--- Problem requirements ---
Render the material again word for word, skipping the pictures in it.

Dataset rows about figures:
• • •
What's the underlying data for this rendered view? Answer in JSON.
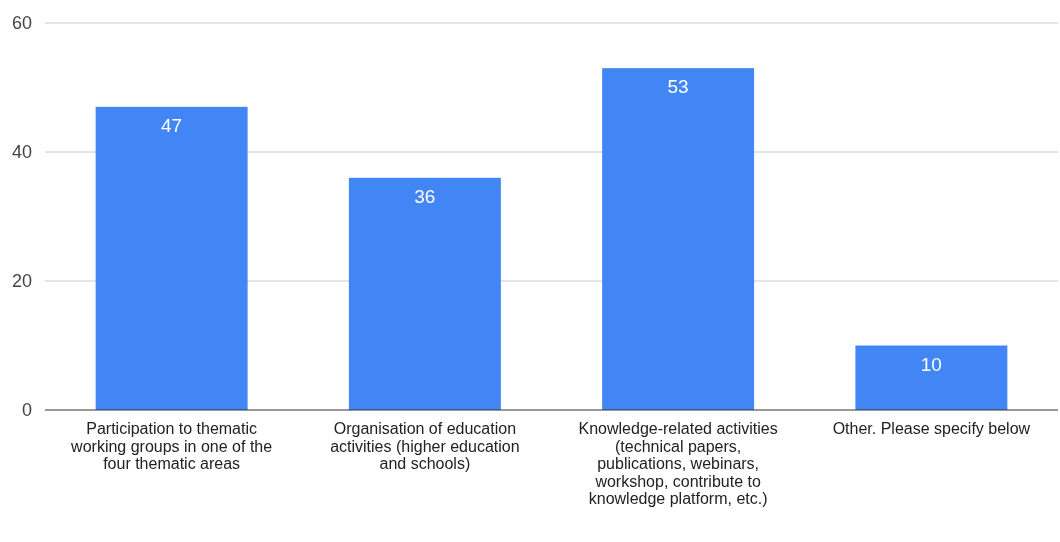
{
  "chart_data": {
    "type": "bar",
    "categories": [
      "Participation to thematic working groups in one of the four thematic areas",
      "Organisation of education activities (higher education and schools)",
      "Knowledge-related activities (technical papers, publications, webinars, workshop, contribute to knowledge platform, etc.)",
      "Other. Please specify below"
    ],
    "values": [
      47,
      36,
      53,
      10
    ],
    "color": "#4285f4",
    "ylim": [
      0,
      60
    ],
    "yticks": [
      0,
      20,
      40,
      60
    ],
    "grid": "y",
    "data_labels": true
  }
}
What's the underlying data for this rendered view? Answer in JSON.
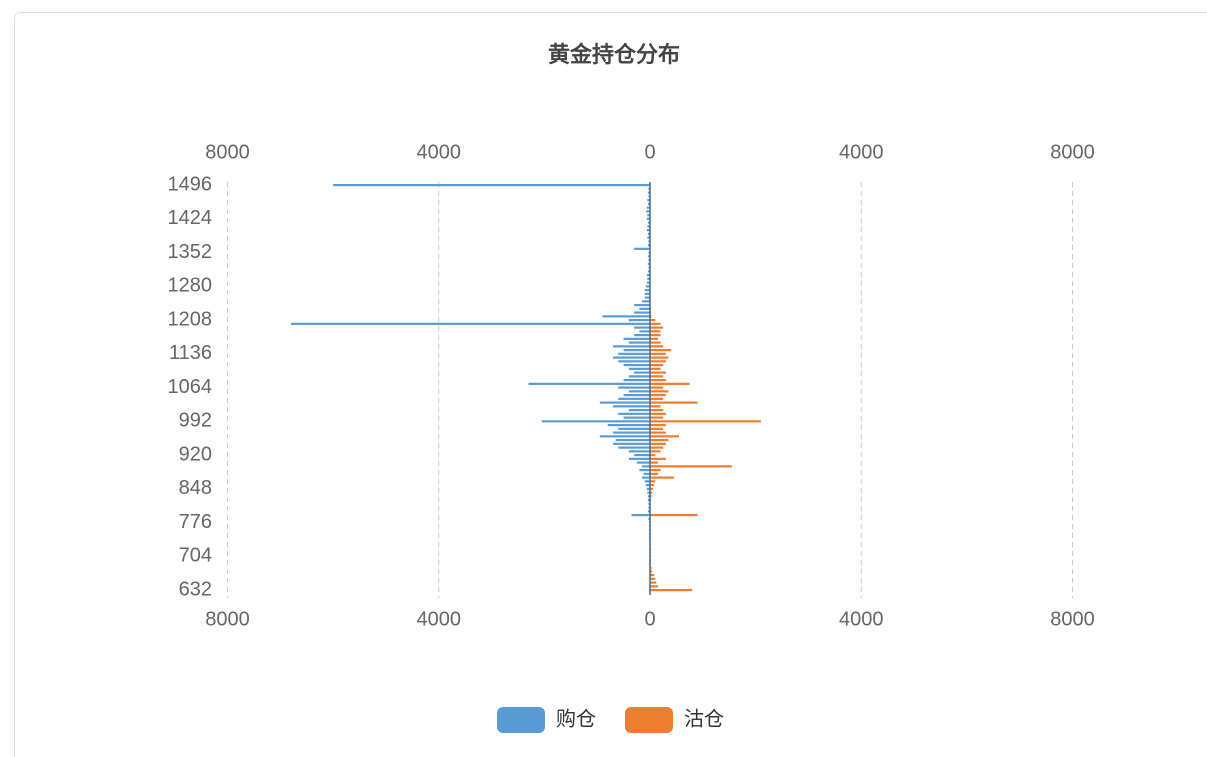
• • •
--- Answer for this exercise ---
What's the underlying data for this rendered view? Answer in JSON.
{
  "chart_data": {
    "type": "bar",
    "categories": [
      "Participation to thematic working groups in one of the four thematic areas",
      "Organisation of education activities (higher education and schools)",
      "Knowledge-related activities (technical papers, publications, webinars, workshop, contribute to knowledge platform, etc.)",
      "Other. Please specify below"
    ],
    "values": [
      47,
      36,
      53,
      10
    ],
    "color": "#4285f4",
    "ylim": [
      0,
      60
    ],
    "yticks": [
      0,
      20,
      40,
      60
    ],
    "grid": "y",
    "data_labels": true
  }
}
What's the underlying data for this rendered view? Answer in JSON.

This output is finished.